Short task. Gather all lines containing the string "Charges" and copy them out.

Records about charts and figures:
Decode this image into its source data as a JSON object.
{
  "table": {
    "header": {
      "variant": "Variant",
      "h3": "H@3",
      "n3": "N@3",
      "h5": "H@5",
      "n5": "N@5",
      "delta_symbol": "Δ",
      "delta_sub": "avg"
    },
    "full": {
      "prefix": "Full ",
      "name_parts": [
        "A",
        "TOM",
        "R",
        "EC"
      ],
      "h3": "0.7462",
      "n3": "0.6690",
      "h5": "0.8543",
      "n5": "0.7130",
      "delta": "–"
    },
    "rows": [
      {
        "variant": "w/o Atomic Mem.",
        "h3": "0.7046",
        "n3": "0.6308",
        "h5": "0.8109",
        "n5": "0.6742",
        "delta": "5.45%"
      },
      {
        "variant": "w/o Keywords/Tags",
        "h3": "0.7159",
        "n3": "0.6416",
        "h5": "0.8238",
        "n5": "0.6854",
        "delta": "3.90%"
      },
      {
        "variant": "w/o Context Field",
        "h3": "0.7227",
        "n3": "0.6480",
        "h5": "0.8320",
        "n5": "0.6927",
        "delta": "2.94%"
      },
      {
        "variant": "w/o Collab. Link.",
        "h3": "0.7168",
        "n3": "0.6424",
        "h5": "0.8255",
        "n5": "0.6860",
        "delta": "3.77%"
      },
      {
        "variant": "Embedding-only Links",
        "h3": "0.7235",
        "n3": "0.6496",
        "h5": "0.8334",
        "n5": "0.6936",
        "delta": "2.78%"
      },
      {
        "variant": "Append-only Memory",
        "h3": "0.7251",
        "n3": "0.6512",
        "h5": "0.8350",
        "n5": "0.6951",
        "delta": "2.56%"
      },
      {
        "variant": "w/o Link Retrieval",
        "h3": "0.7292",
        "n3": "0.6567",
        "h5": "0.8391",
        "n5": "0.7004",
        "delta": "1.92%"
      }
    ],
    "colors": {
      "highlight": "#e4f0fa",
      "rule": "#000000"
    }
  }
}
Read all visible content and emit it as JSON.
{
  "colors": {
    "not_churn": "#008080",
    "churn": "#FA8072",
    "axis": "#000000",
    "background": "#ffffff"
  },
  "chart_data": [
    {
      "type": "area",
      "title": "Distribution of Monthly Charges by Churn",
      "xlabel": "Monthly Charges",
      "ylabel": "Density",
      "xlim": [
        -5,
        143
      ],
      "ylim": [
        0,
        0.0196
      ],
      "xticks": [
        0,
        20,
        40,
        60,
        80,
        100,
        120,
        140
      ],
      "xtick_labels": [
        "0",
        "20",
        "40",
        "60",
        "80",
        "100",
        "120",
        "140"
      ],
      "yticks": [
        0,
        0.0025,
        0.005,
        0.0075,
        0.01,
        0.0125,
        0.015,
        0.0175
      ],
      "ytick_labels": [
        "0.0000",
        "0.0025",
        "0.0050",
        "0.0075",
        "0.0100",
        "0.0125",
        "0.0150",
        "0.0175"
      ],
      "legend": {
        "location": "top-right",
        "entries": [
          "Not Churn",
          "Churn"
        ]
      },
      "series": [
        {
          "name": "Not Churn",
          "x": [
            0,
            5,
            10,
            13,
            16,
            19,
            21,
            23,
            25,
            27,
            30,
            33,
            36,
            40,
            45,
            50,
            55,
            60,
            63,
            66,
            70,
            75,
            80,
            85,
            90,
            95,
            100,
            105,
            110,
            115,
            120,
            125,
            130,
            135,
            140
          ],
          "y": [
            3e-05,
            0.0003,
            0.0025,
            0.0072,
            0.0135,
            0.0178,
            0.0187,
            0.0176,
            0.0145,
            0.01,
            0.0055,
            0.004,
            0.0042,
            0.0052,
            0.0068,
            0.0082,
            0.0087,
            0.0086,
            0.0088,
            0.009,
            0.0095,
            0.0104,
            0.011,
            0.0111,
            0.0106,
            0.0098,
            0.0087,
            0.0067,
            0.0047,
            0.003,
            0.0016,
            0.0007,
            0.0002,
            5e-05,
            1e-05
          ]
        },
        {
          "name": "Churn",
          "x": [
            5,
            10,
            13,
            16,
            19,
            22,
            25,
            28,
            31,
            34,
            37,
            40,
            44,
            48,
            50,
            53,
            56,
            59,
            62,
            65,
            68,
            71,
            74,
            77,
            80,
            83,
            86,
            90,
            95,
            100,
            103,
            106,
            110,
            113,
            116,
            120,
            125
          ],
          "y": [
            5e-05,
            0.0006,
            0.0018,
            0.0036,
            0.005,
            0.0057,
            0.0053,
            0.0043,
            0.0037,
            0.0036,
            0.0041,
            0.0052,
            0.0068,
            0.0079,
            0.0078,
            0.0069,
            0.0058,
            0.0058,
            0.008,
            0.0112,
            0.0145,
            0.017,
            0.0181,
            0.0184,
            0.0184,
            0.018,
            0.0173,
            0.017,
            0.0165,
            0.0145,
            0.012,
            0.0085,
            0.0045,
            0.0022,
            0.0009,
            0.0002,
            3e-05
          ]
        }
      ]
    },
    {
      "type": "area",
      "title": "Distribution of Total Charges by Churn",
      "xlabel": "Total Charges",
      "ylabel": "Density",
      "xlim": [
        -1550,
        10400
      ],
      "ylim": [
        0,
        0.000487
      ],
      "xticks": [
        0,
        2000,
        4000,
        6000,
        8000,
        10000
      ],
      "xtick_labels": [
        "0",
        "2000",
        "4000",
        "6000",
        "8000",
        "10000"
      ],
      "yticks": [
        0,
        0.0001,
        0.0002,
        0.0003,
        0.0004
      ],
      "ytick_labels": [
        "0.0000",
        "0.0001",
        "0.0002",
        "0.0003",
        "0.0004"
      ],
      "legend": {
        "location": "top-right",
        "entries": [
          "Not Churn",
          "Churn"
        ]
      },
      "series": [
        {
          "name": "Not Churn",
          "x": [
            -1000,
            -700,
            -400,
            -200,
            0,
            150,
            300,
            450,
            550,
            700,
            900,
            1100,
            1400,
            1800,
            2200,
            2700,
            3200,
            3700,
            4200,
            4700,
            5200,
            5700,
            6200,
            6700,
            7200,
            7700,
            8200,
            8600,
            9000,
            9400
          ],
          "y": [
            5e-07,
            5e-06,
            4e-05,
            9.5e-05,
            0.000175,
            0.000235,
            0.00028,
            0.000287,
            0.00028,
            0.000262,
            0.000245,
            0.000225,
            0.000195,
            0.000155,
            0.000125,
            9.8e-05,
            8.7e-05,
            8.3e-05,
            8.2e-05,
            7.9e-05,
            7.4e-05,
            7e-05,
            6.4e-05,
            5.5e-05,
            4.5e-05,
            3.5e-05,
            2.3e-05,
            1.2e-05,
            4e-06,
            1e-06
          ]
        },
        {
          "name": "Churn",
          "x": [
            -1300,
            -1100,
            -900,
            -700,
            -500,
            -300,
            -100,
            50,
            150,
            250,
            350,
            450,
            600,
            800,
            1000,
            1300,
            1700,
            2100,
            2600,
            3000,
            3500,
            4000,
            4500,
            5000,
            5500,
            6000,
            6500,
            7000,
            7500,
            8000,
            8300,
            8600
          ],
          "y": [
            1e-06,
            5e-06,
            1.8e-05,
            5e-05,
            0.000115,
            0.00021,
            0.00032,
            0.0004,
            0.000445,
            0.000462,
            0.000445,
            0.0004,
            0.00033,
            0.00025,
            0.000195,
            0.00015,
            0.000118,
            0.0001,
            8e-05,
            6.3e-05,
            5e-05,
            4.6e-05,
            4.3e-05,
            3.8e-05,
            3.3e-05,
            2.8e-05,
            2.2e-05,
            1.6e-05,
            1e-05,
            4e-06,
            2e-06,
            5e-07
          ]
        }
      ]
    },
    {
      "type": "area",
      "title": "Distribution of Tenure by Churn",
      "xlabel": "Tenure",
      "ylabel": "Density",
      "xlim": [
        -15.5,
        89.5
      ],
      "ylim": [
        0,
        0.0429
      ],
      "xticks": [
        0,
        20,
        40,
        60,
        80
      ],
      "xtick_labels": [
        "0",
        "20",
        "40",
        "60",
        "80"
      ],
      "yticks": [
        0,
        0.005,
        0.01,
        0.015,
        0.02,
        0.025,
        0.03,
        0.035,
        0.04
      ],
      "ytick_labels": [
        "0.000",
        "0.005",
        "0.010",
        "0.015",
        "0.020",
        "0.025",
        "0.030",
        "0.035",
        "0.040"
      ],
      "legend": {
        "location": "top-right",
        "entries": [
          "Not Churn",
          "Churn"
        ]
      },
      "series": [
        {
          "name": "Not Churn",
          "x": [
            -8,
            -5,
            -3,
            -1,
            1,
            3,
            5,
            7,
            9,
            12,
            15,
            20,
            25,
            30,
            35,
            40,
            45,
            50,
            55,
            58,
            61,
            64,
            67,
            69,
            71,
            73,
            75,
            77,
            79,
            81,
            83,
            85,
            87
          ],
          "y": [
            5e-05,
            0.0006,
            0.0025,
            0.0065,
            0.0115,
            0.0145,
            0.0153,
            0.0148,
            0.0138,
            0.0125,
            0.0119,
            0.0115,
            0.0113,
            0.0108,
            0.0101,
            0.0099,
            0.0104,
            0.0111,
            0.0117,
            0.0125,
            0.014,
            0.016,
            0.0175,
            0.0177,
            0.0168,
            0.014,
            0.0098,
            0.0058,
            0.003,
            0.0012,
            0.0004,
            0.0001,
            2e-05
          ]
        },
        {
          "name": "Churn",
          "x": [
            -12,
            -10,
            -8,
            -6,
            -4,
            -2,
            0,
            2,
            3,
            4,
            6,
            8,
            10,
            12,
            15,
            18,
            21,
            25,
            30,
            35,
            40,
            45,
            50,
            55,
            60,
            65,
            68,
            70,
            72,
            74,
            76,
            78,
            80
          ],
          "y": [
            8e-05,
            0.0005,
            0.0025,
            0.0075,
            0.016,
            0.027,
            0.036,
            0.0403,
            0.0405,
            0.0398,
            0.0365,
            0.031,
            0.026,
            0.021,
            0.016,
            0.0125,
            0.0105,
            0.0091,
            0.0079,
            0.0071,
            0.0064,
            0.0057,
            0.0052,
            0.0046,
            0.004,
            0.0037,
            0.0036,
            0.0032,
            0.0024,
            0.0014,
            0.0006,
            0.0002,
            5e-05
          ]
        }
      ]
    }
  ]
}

Complete answer.
      "title": "Distribution of Monthly Charges by Churn",
      "xlabel": "Monthly Charges",
      "title": "Distribution of Total Charges by Churn",
      "xlabel": "Total Charges",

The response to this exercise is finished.